→ **Stated problem**: Write out the whole listing again, exactly.

(Records contained in a dataset)

-- -- --

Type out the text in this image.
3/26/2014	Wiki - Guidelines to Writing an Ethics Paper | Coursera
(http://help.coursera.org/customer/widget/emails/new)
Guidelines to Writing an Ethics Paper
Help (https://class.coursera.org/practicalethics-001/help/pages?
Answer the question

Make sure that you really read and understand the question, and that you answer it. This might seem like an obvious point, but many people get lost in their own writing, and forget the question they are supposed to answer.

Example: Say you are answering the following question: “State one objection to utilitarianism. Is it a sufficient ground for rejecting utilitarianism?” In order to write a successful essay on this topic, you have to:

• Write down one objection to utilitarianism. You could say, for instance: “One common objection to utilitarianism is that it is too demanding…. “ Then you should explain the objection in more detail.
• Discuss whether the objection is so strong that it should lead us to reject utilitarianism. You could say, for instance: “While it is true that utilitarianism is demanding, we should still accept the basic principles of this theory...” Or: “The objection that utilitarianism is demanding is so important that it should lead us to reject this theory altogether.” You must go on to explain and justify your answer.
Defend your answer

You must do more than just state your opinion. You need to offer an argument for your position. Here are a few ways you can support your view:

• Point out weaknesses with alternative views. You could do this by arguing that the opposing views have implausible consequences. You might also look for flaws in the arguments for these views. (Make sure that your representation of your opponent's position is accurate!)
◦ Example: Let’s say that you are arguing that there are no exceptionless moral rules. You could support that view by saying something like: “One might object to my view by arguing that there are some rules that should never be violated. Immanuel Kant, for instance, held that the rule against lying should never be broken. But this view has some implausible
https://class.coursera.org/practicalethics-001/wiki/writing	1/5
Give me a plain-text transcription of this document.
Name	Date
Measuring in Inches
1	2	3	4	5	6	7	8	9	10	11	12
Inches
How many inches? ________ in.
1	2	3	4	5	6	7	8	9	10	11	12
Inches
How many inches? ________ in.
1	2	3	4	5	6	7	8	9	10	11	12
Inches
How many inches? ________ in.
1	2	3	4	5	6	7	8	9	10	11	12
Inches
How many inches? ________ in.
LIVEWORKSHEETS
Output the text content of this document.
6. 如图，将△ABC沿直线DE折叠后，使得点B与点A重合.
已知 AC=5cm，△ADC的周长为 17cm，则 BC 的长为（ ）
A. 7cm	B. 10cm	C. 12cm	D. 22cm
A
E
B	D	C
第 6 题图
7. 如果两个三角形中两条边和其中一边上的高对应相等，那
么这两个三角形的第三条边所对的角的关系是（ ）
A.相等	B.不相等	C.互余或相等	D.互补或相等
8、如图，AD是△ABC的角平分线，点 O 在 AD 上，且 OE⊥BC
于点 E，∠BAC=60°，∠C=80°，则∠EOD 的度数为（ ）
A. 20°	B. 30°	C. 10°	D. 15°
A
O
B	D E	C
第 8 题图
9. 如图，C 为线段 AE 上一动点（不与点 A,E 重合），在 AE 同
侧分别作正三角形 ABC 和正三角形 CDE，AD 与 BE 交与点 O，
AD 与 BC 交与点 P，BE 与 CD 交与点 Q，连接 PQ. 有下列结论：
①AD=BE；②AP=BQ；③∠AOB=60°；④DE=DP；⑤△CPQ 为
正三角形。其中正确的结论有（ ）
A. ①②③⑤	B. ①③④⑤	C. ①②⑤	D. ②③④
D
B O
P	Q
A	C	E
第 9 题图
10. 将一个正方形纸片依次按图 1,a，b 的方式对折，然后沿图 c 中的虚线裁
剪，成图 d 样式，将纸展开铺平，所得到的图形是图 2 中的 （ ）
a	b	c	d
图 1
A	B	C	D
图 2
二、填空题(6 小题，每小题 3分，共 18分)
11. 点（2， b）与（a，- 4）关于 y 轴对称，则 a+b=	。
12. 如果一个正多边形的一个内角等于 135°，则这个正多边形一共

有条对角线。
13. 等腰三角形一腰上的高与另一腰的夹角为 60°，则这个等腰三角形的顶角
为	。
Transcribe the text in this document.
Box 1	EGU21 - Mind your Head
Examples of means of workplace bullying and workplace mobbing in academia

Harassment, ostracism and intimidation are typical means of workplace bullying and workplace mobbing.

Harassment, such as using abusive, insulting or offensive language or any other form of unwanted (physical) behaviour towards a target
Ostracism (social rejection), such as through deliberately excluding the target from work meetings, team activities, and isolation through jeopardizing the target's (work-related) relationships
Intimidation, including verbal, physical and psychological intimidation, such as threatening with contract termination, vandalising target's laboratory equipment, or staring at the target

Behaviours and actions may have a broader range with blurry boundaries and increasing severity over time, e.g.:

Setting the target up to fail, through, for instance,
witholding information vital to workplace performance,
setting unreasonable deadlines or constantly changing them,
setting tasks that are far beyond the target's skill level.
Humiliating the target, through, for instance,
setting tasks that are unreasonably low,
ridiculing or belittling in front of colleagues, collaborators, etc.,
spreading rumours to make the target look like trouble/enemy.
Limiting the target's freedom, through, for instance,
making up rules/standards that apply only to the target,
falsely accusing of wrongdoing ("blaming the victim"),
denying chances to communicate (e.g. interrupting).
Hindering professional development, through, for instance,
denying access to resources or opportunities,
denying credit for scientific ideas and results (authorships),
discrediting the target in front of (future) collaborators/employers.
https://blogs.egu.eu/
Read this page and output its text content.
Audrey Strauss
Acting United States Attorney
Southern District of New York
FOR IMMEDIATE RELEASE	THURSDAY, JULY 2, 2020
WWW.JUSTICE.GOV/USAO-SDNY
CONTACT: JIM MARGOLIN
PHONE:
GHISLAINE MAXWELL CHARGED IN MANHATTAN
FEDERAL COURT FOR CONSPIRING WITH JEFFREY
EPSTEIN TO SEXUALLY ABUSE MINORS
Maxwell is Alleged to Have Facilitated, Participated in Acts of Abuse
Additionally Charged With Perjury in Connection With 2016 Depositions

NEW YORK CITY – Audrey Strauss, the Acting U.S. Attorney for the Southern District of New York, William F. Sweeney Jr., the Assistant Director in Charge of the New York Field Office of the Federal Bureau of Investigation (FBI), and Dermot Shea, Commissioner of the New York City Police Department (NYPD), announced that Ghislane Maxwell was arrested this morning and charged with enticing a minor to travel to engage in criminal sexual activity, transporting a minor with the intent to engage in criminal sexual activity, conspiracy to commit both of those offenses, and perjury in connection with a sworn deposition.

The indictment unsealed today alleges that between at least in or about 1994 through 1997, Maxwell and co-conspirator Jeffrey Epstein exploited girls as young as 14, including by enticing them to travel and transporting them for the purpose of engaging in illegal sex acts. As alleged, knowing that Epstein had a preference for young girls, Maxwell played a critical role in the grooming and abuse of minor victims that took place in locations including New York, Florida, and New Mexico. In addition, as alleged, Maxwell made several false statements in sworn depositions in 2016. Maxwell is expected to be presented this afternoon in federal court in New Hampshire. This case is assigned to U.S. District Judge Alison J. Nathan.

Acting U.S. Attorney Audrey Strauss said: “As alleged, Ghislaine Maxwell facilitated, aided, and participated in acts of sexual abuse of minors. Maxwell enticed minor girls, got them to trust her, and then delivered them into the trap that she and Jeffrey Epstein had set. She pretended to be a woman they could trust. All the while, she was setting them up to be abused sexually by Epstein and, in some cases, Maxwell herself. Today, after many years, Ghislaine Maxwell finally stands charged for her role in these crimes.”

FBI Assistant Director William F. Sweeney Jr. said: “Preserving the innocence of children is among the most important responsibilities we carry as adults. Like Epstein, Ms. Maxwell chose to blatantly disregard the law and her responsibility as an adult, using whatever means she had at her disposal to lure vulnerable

-- -- --

→ **Solution for this task**:
Type out the text in this image.
3/26/2014	Wiki - Guidelines to Writing an Ethics Paper | Coursera
(http://help.coursera.org/customer/widget/emails/new)
Guidelines to Writing an Ethics Paper
Help (https://class.coursera.org/practicalethics-001/help/pages?
Answer the question

Make sure that you really read and understand the question, and that you answer it. This might seem like an obvious point, but many people get lost in their own writing, and forget the question they are supposed to answer.

Example: Say you are answering the following question: “State one objection to utilitarianism. Is it a sufficient ground for rejecting utilitarianism?” In order to write a successful essay on this topic, you have to:

• Write down one objection to utilitarianism. You could say, for instance: “One common objection to utilitarianism is that it is too demanding…. “ Then you should explain the objection in more detail.
• Discuss whether the objection is so strong that it should lead us to reject utilitarianism. You could say, for instance: “While it is true that utilitarianism is demanding, we should still accept the basic principles of this theory...” Or: “The objection that utilitarianism is demanding is so important that it should lead us to reject this theory altogether.” You must go on to explain and justify your answer.
Defend your answer

You must do more than just state your opinion. You need to offer an argument for your position. Here are a few ways you can support your view:

• Point out weaknesses with alternative views. You could do this by arguing that the opposing views have implausible consequences. You might also look for flaws in the arguments for these views. (Make sure that your representation of your opponent's position is accurate!)
◦ Example: Let’s say that you are arguing that there are no exceptionless moral rules. You could support that view by saying something like: “One might object to my view by arguing that there are some rules that should never be violated. Immanuel Kant, for instance, held that the rule against lying should never be broken. But this view has some implausible
https://class.coursera.org/practicalethics-001/wiki/writing	1/5
Give me a plain-text transcription of this document.
Name	Date
Measuring in Inches
1	2	3	4	5	6	7	8	9	10	11	12
Inches
How many inches? ________ in.
1	2	3	4	5	6	7	8	9	10	11	12
Inches
How many inches? ________ in.
1	2	3	4	5	6	7	8	9	10	11	12
Inches
How many inches? ________ in.
1	2	3	4	5	6	7	8	9	10	11	12
Inches
How many inches? ________ in.
LIVEWORKSHEETS
Output the text content of this document.
6. 如图，将△ABC沿直线DE折叠后，使得点B与点A重合.
已知 AC=5cm，△ADC的周长为 17cm，则 BC 的长为（ ）
A. 7cm	B. 10cm	C. 12cm	D. 22cm
A
E
B	D	C
第 6 题图
7. 如果两个三角形中两条边和其中一边上的高对应相等，那
么这两个三角形的第三条边所对的角的关系是（ ）
A.相等	B.不相等	C.互余或相等	D.互补或相等
8、如图，AD是△ABC的角平分线，点 O 在 AD 上，且 OE⊥BC
于点 E，∠BAC=60°，∠C=80°，则∠EOD 的度数为（ ）
A. 20°	B. 30°	C. 10°	D. 15°
A
O
B	D E	C
第 8 题图
9. 如图，C 为线段 AE 上一动点（不与点 A,E 重合），在 AE 同
侧分别作正三角形 ABC 和正三角形 CDE，AD 与 BE 交与点 O，
AD 与 BC 交与点 P，BE 与 CD 交与点 Q，连接 PQ. 有下列结论：
①AD=BE；②AP=BQ；③∠AOB=60°；④DE=DP；⑤△CPQ 为
正三角形。其中正确的结论有（ ）
A. ①②③⑤	B. ①③④⑤	C. ①②⑤	D. ②③④
D
B O
P	Q
A	C	E
第 9 题图
10. 将一个正方形纸片依次按图 1,a，b 的方式对折，然后沿图 c 中的虚线裁
剪，成图 d 样式，将纸展开铺平，所得到的图形是图 2 中的 （ ）
a	b	c	d
图 1
A	B	C	D
图 2
二、填空题(6 小题，每小题 3分，共 18分)
11. 点（2， b）与（a，- 4）关于 y 轴对称，则 a+b=	。
12. 如果一个正多边形的一个内角等于 135°，则这个正多边形一共

有条对角线。
13. 等腰三角形一腰上的高与另一腰的夹角为 60°，则这个等腰三角形的顶角
为	。
Transcribe the text in this document.
Box 1	EGU21 - Mind your Head
Examples of means of workplace bullying and workplace mobbing in academia

Harassment, ostracism and intimidation are typical means of workplace bullying and workplace mobbing.

Harassment, such as using abusive, insulting or offensive language or any other form of unwanted (physical) behaviour towards a target
Ostracism (social rejection), such as through deliberately excluding the target from work meetings, team activities, and isolation through jeopardizing the target's (work-related) relationships
Intimidation, including verbal, physical and psychological intimidation, such as threatening with contract termination, vandalising target's laboratory equipment, or staring at the target

Behaviours and actions may have a broader range with blurry boundaries and increasing severity over time, e.g.:

Setting the target up to fail, through, for instance,
witholding information vital to workplace performance,
setting unreasonable deadlines or constantly changing them,
setting tasks that are far beyond the target's skill level.
Humiliating the target, through, for instance,
setting tasks that are unreasonably low,
ridiculing or belittling in front of colleagues, collaborators, etc.,
spreading rumours to make the target look like trouble/enemy.
Limiting the target's freedom, through, for instance,
making up rules/standards that apply only to the target,
falsely accusing of wrongdoing ("blaming the victim"),
denying chances to communicate (e.g. interrupting).
Hindering professional development, through, for instance,
denying access to resources or opportunities,
denying credit for scientific ideas and results (authorships),
discrediting the target in front of (future) collaborators/employers.
https://blogs.egu.eu/
Read this page and output its text content.
Audrey Strauss
Acting United States Attorney
Southern District of New York
FOR IMMEDIATE RELEASE	THURSDAY, JULY 2, 2020
WWW.JUSTICE.GOV/USAO-SDNY
CONTACT: JIM MARGOLIN
PHONE:
GHISLAINE MAXWELL CHARGED IN MANHATTAN
FEDERAL COURT FOR CONSPIRING WITH JEFFREY
EPSTEIN TO SEXUALLY ABUSE MINORS
Maxwell is Alleged to Have Facilitated, Participated in Acts of Abuse
Additionally Charged With Perjury in Connection With 2016 Depositions

NEW YORK CITY – Audrey Strauss, the Acting U.S. Attorney for the Southern District of New York, William F. Sweeney Jr., the Assistant Director in Charge of the New York Field Office of the Federal Bureau of Investigation (FBI), and Dermot Shea, Commissioner of the New York City Police Department (NYPD), announced that Ghislane Maxwell was arrested this morning and charged with enticing a minor to travel to engage in criminal sexual activity, transporting a minor with the intent to engage in criminal sexual activity, conspiracy to commit both of those offenses, and perjury in connection with a sworn deposition.

The indictment unsealed today alleges that between at least in or about 1994 through 1997, Maxwell and co-conspirator Jeffrey Epstein exploited girls as young as 14, including by enticing them to travel and transporting them for the purpose of engaging in illegal sex acts. As alleged, knowing that Epstein had a preference for young girls, Maxwell played a critical role in the grooming and abuse of minor victims that took place in locations including New York, Florida, and New Mexico. In addition, as alleged, Maxwell made several false statements in sworn depositions in 2016. Maxwell is expected to be presented this afternoon in federal court in New Hampshire. This case is assigned to U.S. District Judge Alison J. Nathan.

Acting U.S. Attorney Audrey Strauss said: “As alleged, Ghislaine Maxwell facilitated, aided, and participated in acts of sexual abuse of minors. Maxwell enticed minor girls, got them to trust her, and then delivered them into the trap that she and Jeffrey Epstein had set. She pretended to be a woman they could trust. All the while, she was setting them up to be abused sexually by Epstein and, in some cases, Maxwell herself. Today, after many years, Ghislaine Maxwell finally stands charged for her role in these crimes.”

FBI Assistant Director William F. Sweeney Jr. said: “Preserving the innocence of children is among the most important responsibilities we carry as adults. Like Epstein, Ms. Maxwell chose to blatantly disregard the law and her responsibility as an adult, using whatever means she had at her disposal to lure vulnerable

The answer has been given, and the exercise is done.